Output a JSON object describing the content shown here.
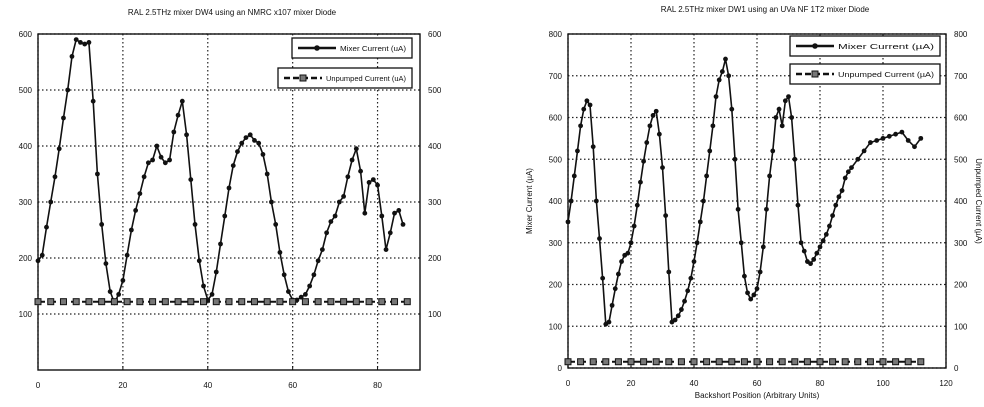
{
  "chart_data": [
    {
      "type": "line",
      "title": "RAL 2.5THz mixer DW4 using an NMRC x107 mixer Diode",
      "xlabel": "",
      "ylabel": "",
      "y2label": "",
      "xlim": [
        0,
        90
      ],
      "ylim": [
        0,
        600
      ],
      "y2lim": [
        0,
        600
      ],
      "xticks": [
        0,
        20,
        40,
        60,
        80
      ],
      "yticks": [
        100,
        200,
        300,
        400,
        500,
        600
      ],
      "y2ticks": [
        100,
        200,
        300,
        400,
        500,
        600
      ],
      "grid": true,
      "legend_position": "top-right",
      "series": [
        {
          "name": "Mixer Current (uA)",
          "style": "solid-dot",
          "x": [
            0,
            1,
            2,
            3,
            4,
            5,
            6,
            7,
            8,
            9,
            10,
            11,
            12,
            13,
            14,
            15,
            16,
            17,
            18,
            19,
            20,
            21,
            22,
            23,
            24,
            25,
            26,
            27,
            28,
            29,
            30,
            31,
            32,
            33,
            34,
            35,
            36,
            37,
            38,
            39,
            40,
            41,
            42,
            43,
            44,
            45,
            46,
            47,
            48,
            49,
            50,
            51,
            52,
            53,
            54,
            55,
            56,
            57,
            58,
            59,
            60,
            61,
            62,
            63,
            64,
            65,
            66,
            67,
            68,
            69,
            70,
            71,
            72,
            73,
            74,
            75,
            76,
            77,
            78,
            79,
            80,
            81,
            82,
            83,
            84,
            85,
            86
          ],
          "y": [
            195,
            205,
            255,
            300,
            345,
            395,
            450,
            500,
            560,
            590,
            585,
            582,
            585,
            480,
            350,
            260,
            190,
            140,
            120,
            135,
            160,
            205,
            250,
            285,
            315,
            345,
            370,
            375,
            400,
            380,
            370,
            375,
            425,
            455,
            480,
            420,
            340,
            260,
            195,
            150,
            125,
            135,
            175,
            225,
            275,
            325,
            365,
            390,
            405,
            415,
            420,
            410,
            405,
            385,
            350,
            300,
            260,
            210,
            170,
            140,
            125,
            125,
            130,
            135,
            150,
            170,
            195,
            215,
            245,
            265,
            275,
            300,
            310,
            345,
            375,
            395,
            355,
            280,
            335,
            340,
            330,
            275,
            215,
            245,
            280,
            285,
            260
          ]
        },
        {
          "name": "Unpumped Current (uA)",
          "style": "dashed-square",
          "x": [
            0,
            3,
            6,
            9,
            12,
            15,
            18,
            21,
            24,
            27,
            30,
            33,
            36,
            39,
            42,
            45,
            48,
            51,
            54,
            57,
            60,
            63,
            66,
            69,
            72,
            75,
            78,
            81,
            84,
            87
          ],
          "y": [
            122,
            122,
            122,
            122,
            122,
            122,
            122,
            122,
            122,
            122,
            122,
            122,
            122,
            122,
            122,
            122,
            122,
            122,
            122,
            122,
            122,
            122,
            122,
            122,
            122,
            122,
            122,
            122,
            122,
            122
          ]
        }
      ]
    },
    {
      "type": "line",
      "title": "RAL 2.5THz mixer DW1 using an UVa NF 1T2 mixer Diode",
      "xlabel": "Backshort Position (Arbitrary Units)",
      "ylabel": "Mixer Current (µA)",
      "y2label": "Unpumped Current (µA)",
      "xlim": [
        0,
        120
      ],
      "ylim": [
        0,
        800
      ],
      "y2lim": [
        0,
        800
      ],
      "xticks": [
        0,
        20,
        40,
        60,
        80,
        100,
        120
      ],
      "yticks": [
        0,
        100,
        200,
        300,
        400,
        500,
        600,
        700,
        800
      ],
      "y2ticks": [
        0,
        100,
        200,
        300,
        400,
        500,
        600,
        700,
        800
      ],
      "grid": true,
      "legend_position": "top-right",
      "series": [
        {
          "name": "Mixer Current (µA)",
          "style": "solid-dot",
          "x": [
            0,
            1,
            2,
            3,
            4,
            5,
            6,
            7,
            8,
            9,
            10,
            11,
            12,
            13,
            14,
            15,
            16,
            17,
            18,
            19,
            20,
            21,
            22,
            23,
            24,
            25,
            26,
            27,
            28,
            29,
            30,
            31,
            32,
            33,
            34,
            35,
            36,
            37,
            38,
            39,
            40,
            41,
            42,
            43,
            44,
            45,
            46,
            47,
            48,
            49,
            50,
            51,
            52,
            53,
            54,
            55,
            56,
            57,
            58,
            59,
            60,
            61,
            62,
            63,
            64,
            65,
            66,
            67,
            68,
            69,
            70,
            71,
            72,
            73,
            74,
            75,
            76,
            77,
            78,
            79,
            80,
            81,
            82,
            83,
            84,
            85,
            86,
            87,
            88,
            89,
            90,
            92,
            94,
            96,
            98,
            100,
            102,
            104,
            106,
            108,
            110,
            112
          ],
          "y": [
            350,
            400,
            460,
            520,
            580,
            620,
            640,
            630,
            530,
            400,
            310,
            215,
            105,
            110,
            150,
            190,
            225,
            255,
            270,
            275,
            300,
            340,
            390,
            445,
            495,
            540,
            580,
            605,
            615,
            560,
            480,
            365,
            230,
            110,
            115,
            125,
            140,
            160,
            185,
            215,
            255,
            300,
            350,
            400,
            460,
            520,
            580,
            650,
            690,
            710,
            740,
            700,
            620,
            500,
            380,
            300,
            220,
            180,
            165,
            175,
            190,
            230,
            290,
            380,
            460,
            520,
            600,
            620,
            580,
            640,
            650,
            600,
            500,
            390,
            300,
            280,
            255,
            250,
            260,
            275,
            290,
            305,
            320,
            340,
            365,
            390,
            410,
            425,
            455,
            470,
            480,
            500,
            520,
            540,
            545,
            550,
            555,
            560,
            565,
            545,
            530,
            550
          ]
        },
        {
          "name": "Unpumped Current (µA)",
          "style": "dashed-square",
          "x": [
            0,
            4,
            8,
            12,
            16,
            20,
            24,
            28,
            32,
            36,
            40,
            44,
            48,
            52,
            56,
            60,
            64,
            68,
            72,
            76,
            80,
            84,
            88,
            92,
            96,
            100,
            104,
            108,
            112
          ],
          "y": [
            15,
            15,
            15,
            15,
            15,
            15,
            15,
            15,
            15,
            15,
            15,
            15,
            15,
            15,
            15,
            15,
            15,
            15,
            15,
            15,
            15,
            15,
            15,
            15,
            15,
            15,
            15,
            15,
            15
          ]
        }
      ]
    }
  ]
}
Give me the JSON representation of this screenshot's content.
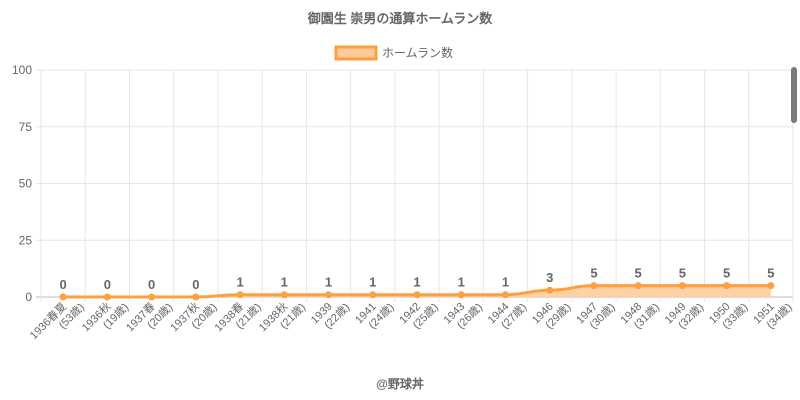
{
  "chart_data": {
    "type": "area",
    "title": "御園生 崇男の通算ホームラン数",
    "legend": {
      "label": "ホームラン数",
      "placement": "top-center"
    },
    "categories": [
      [
        "1936春夏",
        "(53歳)"
      ],
      [
        "1936秋",
        "(19歳)"
      ],
      [
        "1937春",
        "(20歳)"
      ],
      [
        "1937秋",
        "(20歳)"
      ],
      [
        "1938春",
        "(21歳)"
      ],
      [
        "1938秋",
        "(21歳)"
      ],
      [
        "1939",
        "(22歳)"
      ],
      [
        "1941",
        "(24歳)"
      ],
      [
        "1942",
        "(25歳)"
      ],
      [
        "1943",
        "(26歳)"
      ],
      [
        "1944",
        "(27歳)"
      ],
      [
        "1946",
        "(29歳)"
      ],
      [
        "1947",
        "(30歳)"
      ],
      [
        "1948",
        "(31歳)"
      ],
      [
        "1949",
        "(32歳)"
      ],
      [
        "1950",
        "(33歳)"
      ],
      [
        "1951",
        "(34歳)"
      ]
    ],
    "values": [
      0,
      0,
      0,
      0,
      1,
      1,
      1,
      1,
      1,
      1,
      1,
      3,
      5,
      5,
      5,
      5,
      5
    ],
    "ylim": [
      0,
      100
    ],
    "yticks": [
      "0",
      "25",
      "50",
      "75",
      "100"
    ],
    "grid": true,
    "colors": {
      "line": "#ff9f40",
      "fill": "#ffcc99"
    },
    "credit": "@野球丼"
  }
}
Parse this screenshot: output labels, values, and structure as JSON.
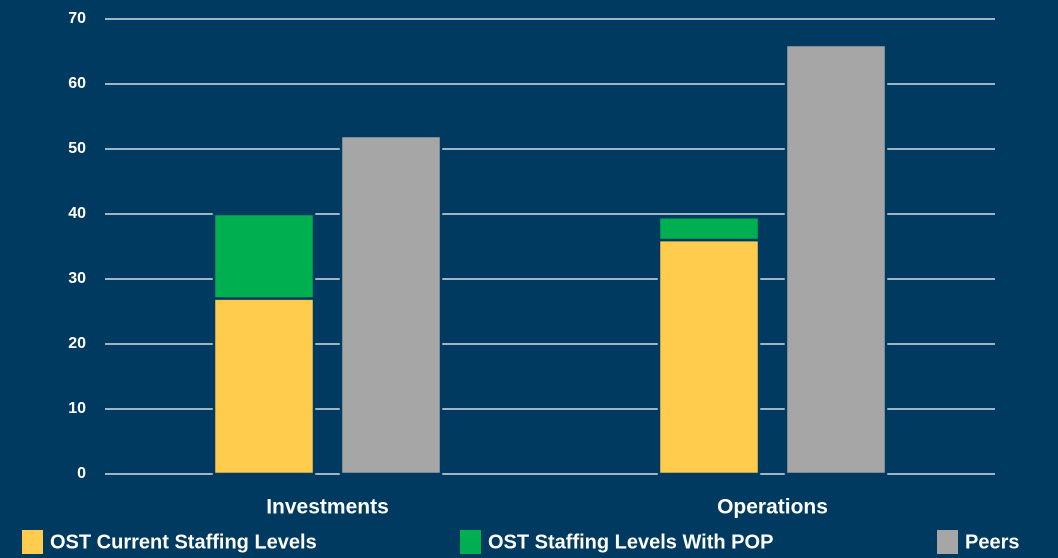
{
  "chart_data": {
    "type": "bar",
    "categories": [
      "Investments",
      "Operations"
    ],
    "series": [
      {
        "name": "OST Current Staffing Levels",
        "color": "#ffcc4e",
        "values": [
          27,
          36
        ],
        "stack": 1
      },
      {
        "name": "OST Staffing Levels With POP",
        "color": "#00b050",
        "values": [
          13,
          3.5
        ],
        "stack": 1
      },
      {
        "name": "Peers",
        "color": "#a6a6a6",
        "values": [
          52,
          66
        ],
        "stack": 2
      }
    ],
    "ylim": [
      0,
      70
    ],
    "yticks": [
      0,
      10,
      20,
      30,
      40,
      50,
      60,
      70
    ],
    "grid": true,
    "legend": "bottom"
  }
}
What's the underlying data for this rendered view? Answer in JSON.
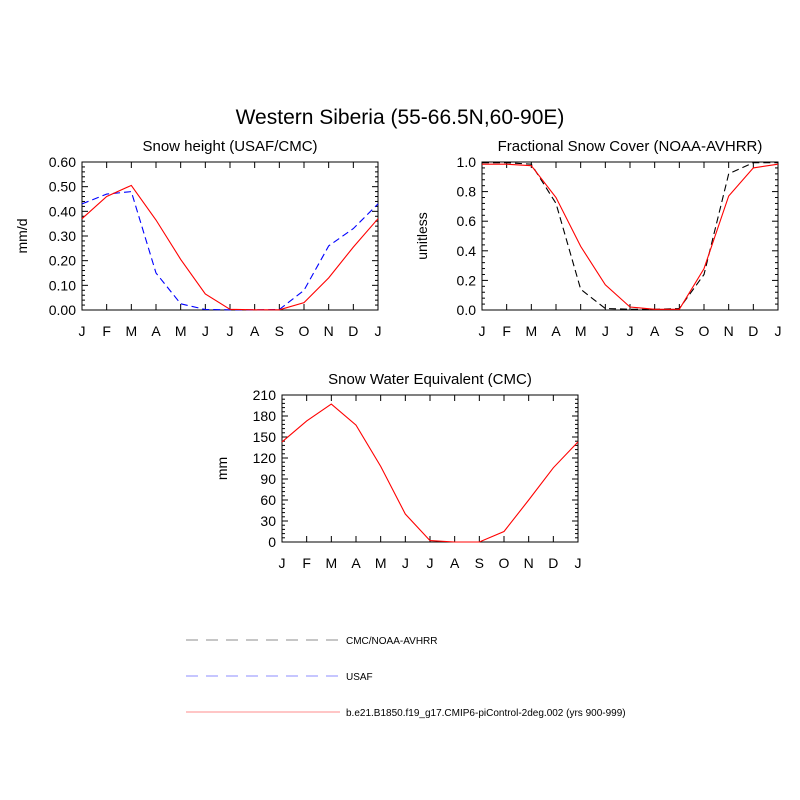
{
  "figure_title": "Western Siberia (55-66.5N,60-90E)",
  "legend": [
    {
      "label": "CMC/NOAA-AVHRR",
      "color": "#000000",
      "dash": "dashed"
    },
    {
      "label": "USAF",
      "color": "#0000ff",
      "dash": "dashed"
    },
    {
      "label": "b.e21.B1850.f19_g17.CMIP6-piControl-2deg.002 (yrs 900-999)",
      "color": "#ff0000",
      "dash": "solid"
    }
  ],
  "chart_data": [
    {
      "type": "line",
      "title": "Snow height (USAF/CMC)",
      "xlabel": "",
      "ylabel": "mm/d",
      "ylim": [
        0,
        0.6
      ],
      "yticks": [
        "0.00",
        "0.10",
        "0.20",
        "0.30",
        "0.40",
        "0.50",
        "0.60"
      ],
      "categories": [
        "J",
        "F",
        "M",
        "A",
        "M",
        "J",
        "J",
        "A",
        "S",
        "O",
        "N",
        "D",
        "J"
      ],
      "series": [
        {
          "name": "CMC/NOAA-AVHRR",
          "color": "#000000",
          "dash": "dashed",
          "values": [
            0,
            0,
            0,
            0,
            0,
            0,
            0,
            0,
            0,
            0,
            0,
            0,
            0
          ]
        },
        {
          "name": "USAF",
          "color": "#0000ff",
          "dash": "dashed",
          "values": [
            0.43,
            0.47,
            0.48,
            0.15,
            0.025,
            0.002,
            0.001,
            0.001,
            0.002,
            0.08,
            0.26,
            0.33,
            0.43
          ]
        },
        {
          "name": "b.e21.B1850.f19_g17.CMIP6-piControl-2deg.002 (yrs 900-999)",
          "color": "#ff0000",
          "dash": "solid",
          "values": [
            0.37,
            0.46,
            0.505,
            0.365,
            0.205,
            0.065,
            0.003,
            0.001,
            0.001,
            0.03,
            0.13,
            0.255,
            0.37
          ]
        }
      ]
    },
    {
      "type": "line",
      "title": "Fractional Snow Cover (NOAA-AVHRR)",
      "xlabel": "",
      "ylabel": "unitless",
      "ylim": [
        0,
        1.0
      ],
      "yticks": [
        "0.0",
        "0.2",
        "0.4",
        "0.6",
        "0.8",
        "1.0"
      ],
      "categories": [
        "J",
        "F",
        "M",
        "A",
        "M",
        "J",
        "J",
        "A",
        "S",
        "O",
        "N",
        "D",
        "J"
      ],
      "series": [
        {
          "name": "CMC/NOAA-AVHRR",
          "color": "#000000",
          "dash": "dashed",
          "values": [
            0.995,
            0.995,
            0.985,
            0.72,
            0.14,
            0.01,
            0.005,
            0.005,
            0.01,
            0.24,
            0.92,
            0.995,
            0.995
          ]
        },
        {
          "name": "b.e21.B1850.f19_g17.CMIP6-piControl-2deg.002 (yrs 900-999)",
          "color": "#ff0000",
          "dash": "solid",
          "values": [
            0.985,
            0.985,
            0.975,
            0.76,
            0.43,
            0.17,
            0.02,
            0.005,
            0.005,
            0.28,
            0.77,
            0.96,
            0.985
          ]
        }
      ]
    },
    {
      "type": "line",
      "title": "Snow Water Equivalent (CMC)",
      "xlabel": "",
      "ylabel": "mm",
      "ylim": [
        0,
        210
      ],
      "yticks": [
        "0",
        "30",
        "60",
        "90",
        "120",
        "150",
        "180",
        "210"
      ],
      "categories": [
        "J",
        "F",
        "M",
        "A",
        "M",
        "J",
        "J",
        "A",
        "S",
        "O",
        "N",
        "D",
        "J"
      ],
      "series": [
        {
          "name": "CMC/NOAA-AVHRR",
          "color": "#000000",
          "dash": "dashed",
          "values": [
            0,
            0,
            0,
            0,
            0,
            0,
            0,
            0,
            0,
            0,
            0,
            0,
            0
          ]
        },
        {
          "name": "b.e21.B1850.f19_g17.CMIP6-piControl-2deg.002 (yrs 900-999)",
          "color": "#ff0000",
          "dash": "solid",
          "values": [
            143,
            173,
            197,
            167,
            108,
            40,
            2,
            0,
            0,
            15,
            60,
            106,
            143
          ]
        }
      ]
    }
  ]
}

> _Exercise_
Go through the records and pull out each line that includes the word "content".

> _Exercise output_
Output a JSON object describing the content shown here.
Give me the JSON representation of this screenshot's content.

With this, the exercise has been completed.